"""

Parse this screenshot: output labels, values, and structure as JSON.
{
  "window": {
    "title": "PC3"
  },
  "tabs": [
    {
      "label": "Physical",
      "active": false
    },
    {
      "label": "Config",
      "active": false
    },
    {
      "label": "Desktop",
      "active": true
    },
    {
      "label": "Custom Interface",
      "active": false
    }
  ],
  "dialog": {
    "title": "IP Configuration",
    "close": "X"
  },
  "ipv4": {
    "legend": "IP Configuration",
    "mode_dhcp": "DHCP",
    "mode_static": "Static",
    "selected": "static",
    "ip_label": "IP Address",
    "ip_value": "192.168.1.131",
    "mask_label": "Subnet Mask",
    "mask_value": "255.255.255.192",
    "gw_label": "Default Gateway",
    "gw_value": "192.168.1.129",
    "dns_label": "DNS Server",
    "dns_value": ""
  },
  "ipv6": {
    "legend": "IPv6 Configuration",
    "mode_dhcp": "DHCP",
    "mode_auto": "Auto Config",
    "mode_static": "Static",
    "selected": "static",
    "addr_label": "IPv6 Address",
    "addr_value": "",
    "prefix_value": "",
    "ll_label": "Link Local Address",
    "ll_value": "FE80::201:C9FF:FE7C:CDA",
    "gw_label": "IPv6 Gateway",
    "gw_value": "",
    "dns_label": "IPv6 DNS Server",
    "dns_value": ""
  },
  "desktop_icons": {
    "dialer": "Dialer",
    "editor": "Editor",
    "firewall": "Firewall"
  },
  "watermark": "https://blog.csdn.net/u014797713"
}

"""

STATED EXERCISE:
Transcribe each record exactly. Leave nothing out.

FULL SOLUTION:
Parse this screenshot: output labels, values, and structure as JSON.
{
  "window": {
    "title": "PC3"
  },
  "tabs": [
    {
      "label": "Physical",
      "active": false
    },
    {
      "label": "Config",
      "active": false
    },
    {
      "label": "Desktop",
      "active": true
    },
    {
      "label": "Custom Interface",
      "active": false
    }
  ],
  "dialog": {
    "title": "IP Configuration",
    "close": "X"
  },
  "ipv4": {
    "legend": "IP Configuration",
    "mode_dhcp": "DHCP",
    "mode_static": "Static",
    "selected": "static",
    "ip_label": "IP Address",
    "ip_value": "192.168.1.131",
    "mask_label": "Subnet Mask",
    "mask_value": "255.255.255.192",
    "gw_label": "Default Gateway",
    "gw_value": "192.168.1.129",
    "dns_label": "DNS Server",
    "dns_value": ""
  },
  "ipv6": {
    "legend": "IPv6 Configuration",
    "mode_dhcp": "DHCP",
    "mode_auto": "Auto Config",
    "mode_static": "Static",
    "selected": "static",
    "addr_label": "IPv6 Address",
    "addr_value": "",
    "prefix_value": "",
    "ll_label": "Link Local Address",
    "ll_value": "FE80::201:C9FF:FE7C:CDA",
    "gw_label": "IPv6 Gateway",
    "gw_value": "",
    "dns_label": "IPv6 DNS Server",
    "dns_value": ""
  },
  "desktop_icons": {
    "dialer": "Dialer",
    "editor": "Editor",
    "firewall": "Firewall"
  },
  "watermark": "https://blog.csdn.net/u014797713"
}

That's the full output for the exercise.